§ Work to do
Keep only the lines of the data below that contain "Service", and copy them.
--------------------
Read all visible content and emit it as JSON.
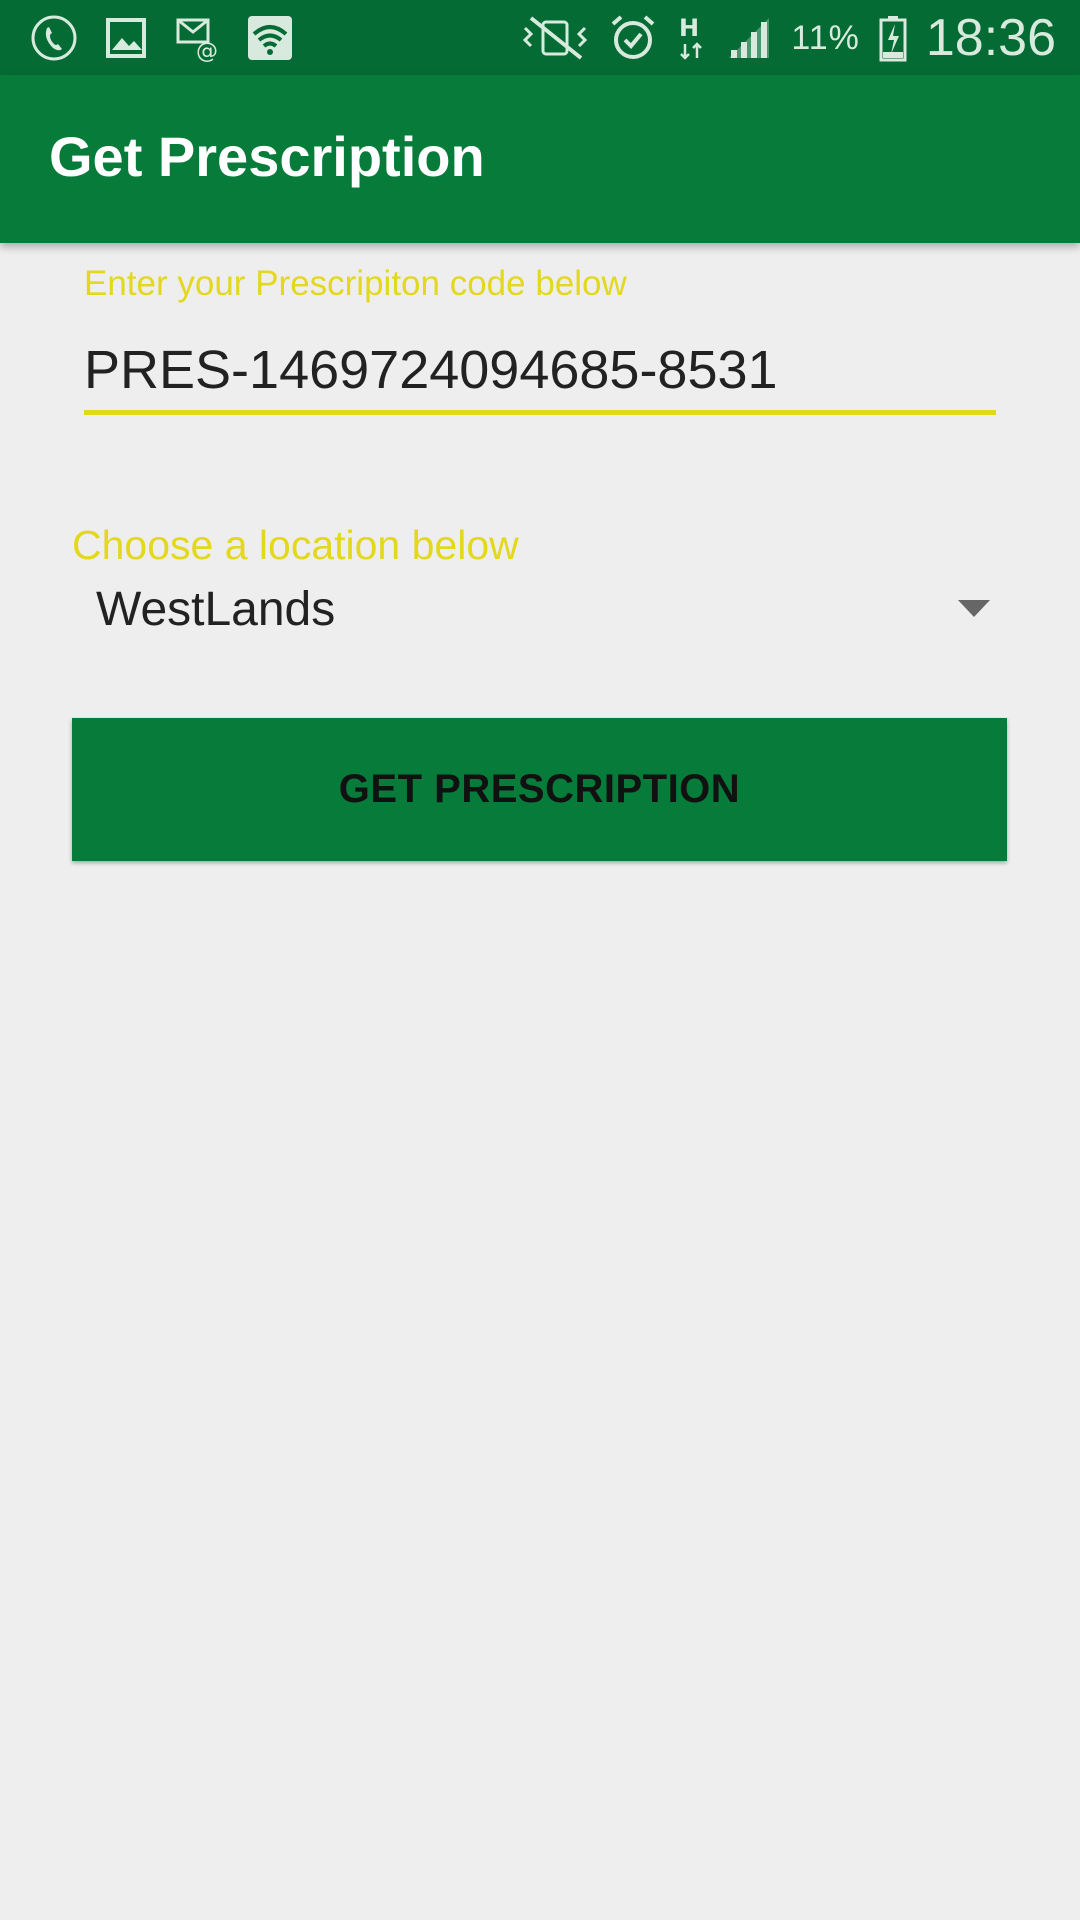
{
  "status_bar": {
    "left_icons": [
      "phone-call-icon",
      "image-icon",
      "email-notification-icon",
      "wifi-icon"
    ],
    "right_icons": [
      "vibrate-icon",
      "alarm-icon",
      "network-h-icon",
      "signal-icon",
      "battery-charging-icon"
    ],
    "battery": "11%",
    "time": "18:36"
  },
  "app_bar": {
    "title": "Get Prescription"
  },
  "form": {
    "code_label": "Enter your Prescripiton code below",
    "code_value": "PRES-1469724094685-8531",
    "location_label": "Choose a location below",
    "location_selected": "WestLands",
    "submit_label": "GET PRESCRIPTION"
  },
  "colors": {
    "primary": "#067b3a",
    "status_bar": "#056b34",
    "accent": "#e3d81b",
    "background": "#eeeeee"
  }
}
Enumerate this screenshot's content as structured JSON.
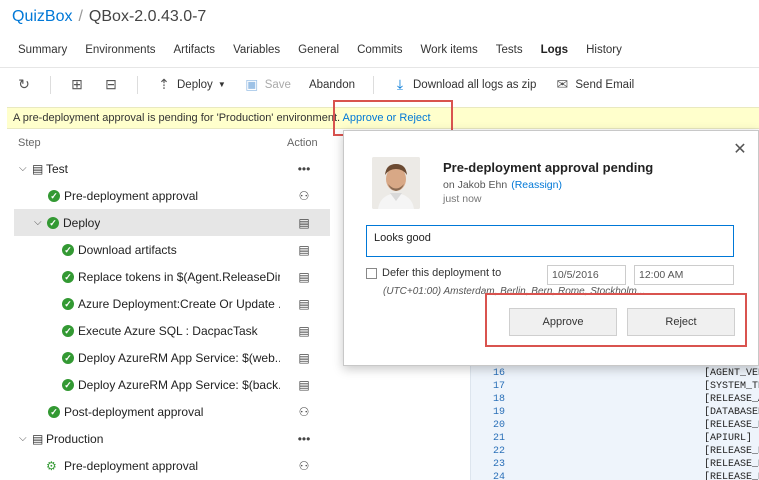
{
  "breadcrumb": {
    "project": "QuizBox",
    "separator": "/",
    "release": "QBox-2.0.43.0-7"
  },
  "tabs": [
    "Summary",
    "Environments",
    "Artifacts",
    "Variables",
    "General",
    "Commits",
    "Work items",
    "Tests",
    "Logs",
    "History"
  ],
  "active_tab": "Logs",
  "toolbar": {
    "deploy_label": "Deploy",
    "save_label": "Save",
    "abandon_label": "Abandon",
    "download_label": "Download all logs as zip",
    "email_label": "Send Email"
  },
  "banner": {
    "text": "A pre-deployment approval is pending for 'Production' environment.",
    "link": "Approve or Reject"
  },
  "columns": {
    "step": "Step",
    "action": "Action"
  },
  "tree": [
    {
      "label": "Test",
      "kind": "env",
      "action": "more"
    },
    {
      "label": "Pre-deployment approval",
      "kind": "step",
      "action": "person"
    },
    {
      "label": "Deploy",
      "kind": "phase",
      "action": "log",
      "selected": true
    },
    {
      "label": "Download artifacts",
      "kind": "task",
      "action": "log"
    },
    {
      "label": "Replace tokens in $(Agent.ReleaseDir...",
      "kind": "task",
      "action": "log"
    },
    {
      "label": "Azure Deployment:Create Or Update ...",
      "kind": "task",
      "action": "log"
    },
    {
      "label": "Execute Azure SQL : DacpacTask",
      "kind": "task",
      "action": "log"
    },
    {
      "label": "Deploy AzureRM App Service: $(web...",
      "kind": "task",
      "action": "log"
    },
    {
      "label": "Deploy AzureRM App Service: $(back...",
      "kind": "task",
      "action": "log"
    },
    {
      "label": "Post-deployment approval",
      "kind": "step",
      "action": "person"
    },
    {
      "label": "Production",
      "kind": "env",
      "action": "more"
    },
    {
      "label": "Pre-deployment approval",
      "kind": "pending",
      "action": "person-pending"
    }
  ],
  "log": {
    "line_numbers": [
      "16",
      "17",
      "18",
      "19",
      "20",
      "21",
      "22",
      "23",
      "24"
    ],
    "lines": [
      "[AGENT_VER",
      "[SYSTEM_TE",
      "[RELEASE_A",
      "[DATABASEN",
      "[RELEASE_E",
      "[APIURL] -",
      "[RELEASE_E",
      "[RELEASE_R",
      "[RELEASE_E"
    ]
  },
  "approval": {
    "title": "Pre-deployment approval pending",
    "on_prefix": "on Jakob Ehn",
    "reassign": "(Reassign)",
    "time": "just now",
    "comment": "Looks good",
    "defer_label": "Defer this deployment to",
    "date_value": "10/5/2016",
    "time_value": "12:00 AM",
    "timezone": "(UTC+01:00) Amsterdam, Berlin, Bern, Rome, Stockholm...",
    "approve_label": "Approve",
    "reject_label": "Reject"
  },
  "colors": {
    "accent": "#0078d7",
    "success": "#339933",
    "highlight": "#d9534f",
    "banner": "#ffffcc"
  }
}
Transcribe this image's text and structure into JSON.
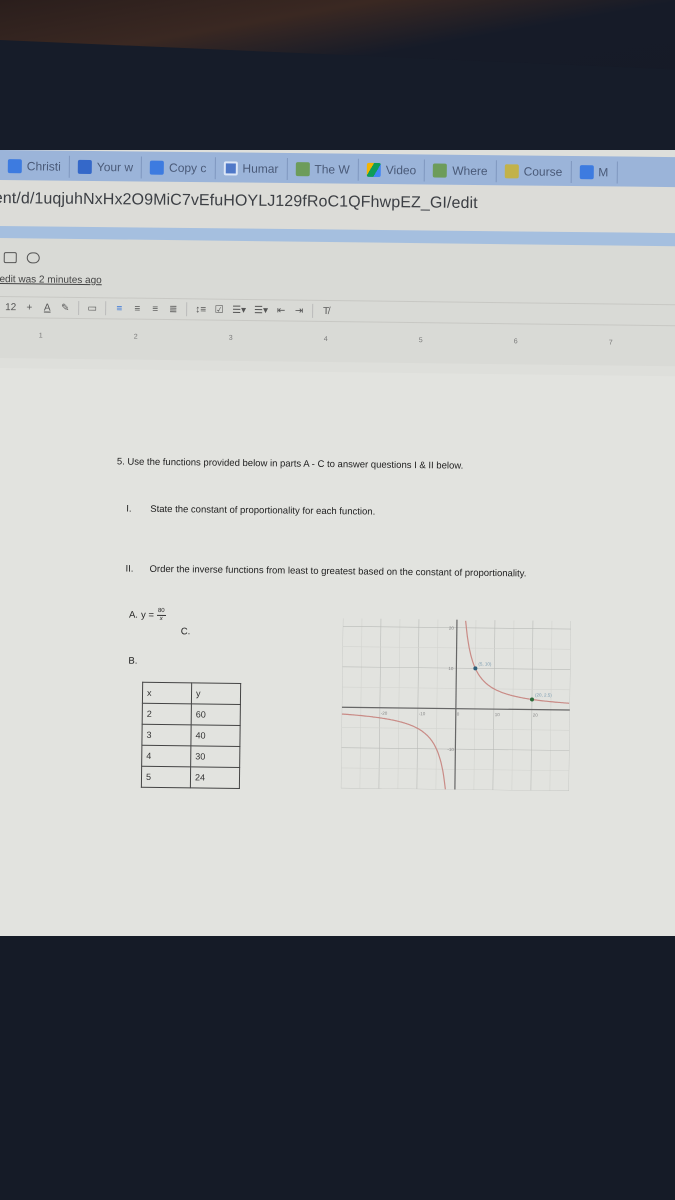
{
  "bookmarks": [
    {
      "label": "Christi",
      "icon": "docs-icon"
    },
    {
      "label": "Your w",
      "icon": "classroom-icon"
    },
    {
      "label": "Copy c",
      "icon": "docs-icon"
    },
    {
      "label": "Humar",
      "icon": "slides-icon"
    },
    {
      "label": "The W",
      "icon": "map-icon"
    },
    {
      "label": "Video",
      "icon": "drive-icon"
    },
    {
      "label": "Where",
      "icon": "map-icon"
    },
    {
      "label": "Course",
      "icon": "course-icon"
    },
    {
      "label": "M",
      "icon": "docs-icon"
    }
  ],
  "url": "ent/d/1uqjuhNxHx2O9MiC7vEfuHOYLJ129fRoC1QFhwpEZ_GI/edit",
  "doc": {
    "last_edit": "edit was 2 minutes ago",
    "font_size": "12",
    "ruler_marks": [
      "1",
      "2",
      "3",
      "4",
      "5",
      "6",
      "7"
    ]
  },
  "question": {
    "intro": "5. Use the functions provided below in parts A - C to answer questions I & II below.",
    "part1_num": "I.",
    "part1_text": "State the constant of proportionality for each function.",
    "part2_num": "II.",
    "part2_text": "Order the inverse functions from least to greatest based on the constant of proportionality.",
    "a_label": "A.",
    "a_equation_lhs": "y =",
    "a_numerator": "80",
    "a_denominator": "x",
    "b_label": "B.",
    "c_label": "C."
  },
  "table_b": {
    "headers": [
      "x",
      "y"
    ],
    "rows": [
      [
        "2",
        "60"
      ],
      [
        "3",
        "40"
      ],
      [
        "4",
        "30"
      ],
      [
        "5",
        "24"
      ]
    ]
  },
  "chart_data": {
    "type": "line",
    "title": "",
    "function": "y = 50/x",
    "points_labeled": [
      {
        "x": 5,
        "y": 10,
        "label": "(5, 10)"
      },
      {
        "x": 20,
        "y": 2.5,
        "label": "(20, 2.5)"
      }
    ],
    "x_ticks": [
      -20,
      -10,
      0,
      10,
      20
    ],
    "y_ticks": [
      -10,
      10,
      20
    ],
    "xlim": [
      -30,
      30
    ],
    "ylim": [
      -20,
      22
    ],
    "grid": true
  }
}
--------------------
§ Final result
      "label": "Deploy AzureRM App Service: $(web...",
      "label": "Deploy AzureRM App Service: $(back...",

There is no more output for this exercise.